*OBJECTIVE*. Would you transcribe all of the data exactly, down to the last character?

*SOURCE DATA*.

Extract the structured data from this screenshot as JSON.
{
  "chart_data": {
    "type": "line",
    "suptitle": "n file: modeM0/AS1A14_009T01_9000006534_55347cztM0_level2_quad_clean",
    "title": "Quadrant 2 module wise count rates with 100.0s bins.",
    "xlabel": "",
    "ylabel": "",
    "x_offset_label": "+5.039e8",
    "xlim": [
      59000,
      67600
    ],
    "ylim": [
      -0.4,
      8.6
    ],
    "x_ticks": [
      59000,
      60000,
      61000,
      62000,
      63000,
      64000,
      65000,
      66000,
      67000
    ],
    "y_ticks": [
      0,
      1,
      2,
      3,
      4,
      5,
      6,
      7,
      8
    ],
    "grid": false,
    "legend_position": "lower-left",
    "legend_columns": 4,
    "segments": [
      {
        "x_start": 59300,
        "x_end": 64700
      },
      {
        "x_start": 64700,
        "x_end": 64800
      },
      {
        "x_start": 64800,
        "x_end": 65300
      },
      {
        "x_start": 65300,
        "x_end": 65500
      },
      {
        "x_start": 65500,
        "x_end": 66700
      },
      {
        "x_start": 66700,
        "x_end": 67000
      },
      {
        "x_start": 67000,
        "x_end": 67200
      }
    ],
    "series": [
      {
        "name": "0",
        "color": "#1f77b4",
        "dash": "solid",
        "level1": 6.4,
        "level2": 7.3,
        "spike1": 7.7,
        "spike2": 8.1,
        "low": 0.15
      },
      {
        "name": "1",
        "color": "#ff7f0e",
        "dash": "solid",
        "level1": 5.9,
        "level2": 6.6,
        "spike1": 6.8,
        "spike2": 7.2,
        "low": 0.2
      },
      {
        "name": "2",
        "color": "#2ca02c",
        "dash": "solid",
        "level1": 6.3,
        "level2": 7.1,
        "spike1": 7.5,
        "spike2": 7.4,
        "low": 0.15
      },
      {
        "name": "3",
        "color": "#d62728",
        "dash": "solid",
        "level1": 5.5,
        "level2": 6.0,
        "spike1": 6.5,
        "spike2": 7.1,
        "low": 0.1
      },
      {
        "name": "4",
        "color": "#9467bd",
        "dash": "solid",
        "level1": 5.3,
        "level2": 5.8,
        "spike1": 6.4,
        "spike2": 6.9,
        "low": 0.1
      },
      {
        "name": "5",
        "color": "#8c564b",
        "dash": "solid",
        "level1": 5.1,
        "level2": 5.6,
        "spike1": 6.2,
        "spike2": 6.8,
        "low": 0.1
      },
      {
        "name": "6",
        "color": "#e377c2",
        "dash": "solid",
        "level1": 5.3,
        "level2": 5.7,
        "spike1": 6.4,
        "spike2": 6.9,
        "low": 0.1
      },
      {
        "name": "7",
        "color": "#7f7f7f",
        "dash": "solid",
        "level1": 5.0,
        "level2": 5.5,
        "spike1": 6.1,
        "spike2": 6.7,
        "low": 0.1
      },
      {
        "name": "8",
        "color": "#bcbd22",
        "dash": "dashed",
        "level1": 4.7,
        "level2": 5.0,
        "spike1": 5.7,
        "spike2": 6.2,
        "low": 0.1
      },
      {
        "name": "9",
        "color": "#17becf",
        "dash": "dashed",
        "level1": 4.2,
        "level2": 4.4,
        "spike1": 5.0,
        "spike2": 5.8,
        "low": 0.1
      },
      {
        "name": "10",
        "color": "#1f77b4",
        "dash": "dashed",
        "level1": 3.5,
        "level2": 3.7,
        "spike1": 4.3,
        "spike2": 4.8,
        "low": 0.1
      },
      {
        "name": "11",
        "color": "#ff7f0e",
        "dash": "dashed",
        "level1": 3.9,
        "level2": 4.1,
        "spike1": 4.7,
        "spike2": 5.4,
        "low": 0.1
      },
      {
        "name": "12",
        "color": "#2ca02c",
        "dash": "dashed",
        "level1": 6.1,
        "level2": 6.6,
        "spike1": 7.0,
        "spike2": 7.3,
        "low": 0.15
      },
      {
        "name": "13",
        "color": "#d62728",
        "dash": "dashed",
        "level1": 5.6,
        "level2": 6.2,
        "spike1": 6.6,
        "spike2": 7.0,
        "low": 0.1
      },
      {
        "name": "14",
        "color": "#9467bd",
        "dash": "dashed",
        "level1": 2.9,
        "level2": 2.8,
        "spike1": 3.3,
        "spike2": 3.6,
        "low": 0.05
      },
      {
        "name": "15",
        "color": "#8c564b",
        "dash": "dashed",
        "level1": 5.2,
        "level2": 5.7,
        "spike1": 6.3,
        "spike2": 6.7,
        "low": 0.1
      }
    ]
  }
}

*SOLUTION*.
Extract the structured data from this screenshot as JSON.
{
  "chart_data": {
    "type": "line",
    "suptitle": "n file: modeM0/AS1A14_009T01_9000006534_55347cztM0_level2_quad_clean",
    "title": "Quadrant 2 module wise count rates with 100.0s bins.",
    "xlabel": "",
    "ylabel": "",
    "x_offset_label": "+5.039e8",
    "xlim": [
      59000,
      67600
    ],
    "ylim": [
      -0.4,
      8.6
    ],
    "x_ticks": [
      59000,
      60000,
      61000,
      62000,
      63000,
      64000,
      65000,
      66000,
      67000
    ],
    "y_ticks": [
      0,
      1,
      2,
      3,
      4,
      5,
      6,
      7,
      8
    ],
    "grid": false,
    "legend_position": "lower-left",
    "legend_columns": 4,
    "segments": [
      {
        "x_start": 59300,
        "x_end": 64700
      },
      {
        "x_start": 64700,
        "x_end": 64800
      },
      {
        "x_start": 64800,
        "x_end": 65300
      },
      {
        "x_start": 65300,
        "x_end": 65500
      },
      {
        "x_start": 65500,
        "x_end": 66700
      },
      {
        "x_start": 66700,
        "x_end": 67000
      },
      {
        "x_start": 67000,
        "x_end": 67200
      }
    ],
    "series": [
      {
        "name": "0",
        "color": "#1f77b4",
        "dash": "solid",
        "level1": 6.4,
        "level2": 7.3,
        "spike1": 7.7,
        "spike2": 8.1,
        "low": 0.15
      },
      {
        "name": "1",
        "color": "#ff7f0e",
        "dash": "solid",
        "level1": 5.9,
        "level2": 6.6,
        "spike1": 6.8,
        "spike2": 7.2,
        "low": 0.2
      },
      {
        "name": "2",
        "color": "#2ca02c",
        "dash": "solid",
        "level1": 6.3,
        "level2": 7.1,
        "spike1": 7.5,
        "spike2": 7.4,
        "low": 0.15
      },
      {
        "name": "3",
        "color": "#d62728",
        "dash": "solid",
        "level1": 5.5,
        "level2": 6.0,
        "spike1": 6.5,
        "spike2": 7.1,
        "low": 0.1
      },
      {
        "name": "4",
        "color": "#9467bd",
        "dash": "solid",
        "level1": 5.3,
        "level2": 5.8,
        "spike1": 6.4,
        "spike2": 6.9,
        "low": 0.1
      },
      {
        "name": "5",
        "color": "#8c564b",
        "dash": "solid",
        "level1": 5.1,
        "level2": 5.6,
        "spike1": 6.2,
        "spike2": 6.8,
        "low": 0.1
      },
      {
        "name": "6",
        "color": "#e377c2",
        "dash": "solid",
        "level1": 5.3,
        "level2": 5.7,
        "spike1": 6.4,
        "spike2": 6.9,
        "low": 0.1
      },
      {
        "name": "7",
        "color": "#7f7f7f",
        "dash": "solid",
        "level1": 5.0,
        "level2": 5.5,
        "spike1": 6.1,
        "spike2": 6.7,
        "low": 0.1
      },
      {
        "name": "8",
        "color": "#bcbd22",
        "dash": "dashed",
        "level1": 4.7,
        "level2": 5.0,
        "spike1": 5.7,
        "spike2": 6.2,
        "low": 0.1
      },
      {
        "name": "9",
        "color": "#17becf",
        "dash": "dashed",
        "level1": 4.2,
        "level2": 4.4,
        "spike1": 5.0,
        "spike2": 5.8,
        "low": 0.1
      },
      {
        "name": "10",
        "color": "#1f77b4",
        "dash": "dashed",
        "level1": 3.5,
        "level2": 3.7,
        "spike1": 4.3,
        "spike2": 4.8,
        "low": 0.1
      },
      {
        "name": "11",
        "color": "#ff7f0e",
        "dash": "dashed",
        "level1": 3.9,
        "level2": 4.1,
        "spike1": 4.7,
        "spike2": 5.4,
        "low": 0.1
      },
      {
        "name": "12",
        "color": "#2ca02c",
        "dash": "dashed",
        "level1": 6.1,
        "level2": 6.6,
        "spike1": 7.0,
        "spike2": 7.3,
        "low": 0.15
      },
      {
        "name": "13",
        "color": "#d62728",
        "dash": "dashed",
        "level1": 5.6,
        "level2": 6.2,
        "spike1": 6.6,
        "spike2": 7.0,
        "low": 0.1
      },
      {
        "name": "14",
        "color": "#9467bd",
        "dash": "dashed",
        "level1": 2.9,
        "level2": 2.8,
        "spike1": 3.3,
        "spike2": 3.6,
        "low": 0.05
      },
      {
        "name": "15",
        "color": "#8c564b",
        "dash": "dashed",
        "level1": 5.2,
        "level2": 5.7,
        "spike1": 6.3,
        "spike2": 6.7,
        "low": 0.1
      }
    ]
  }
}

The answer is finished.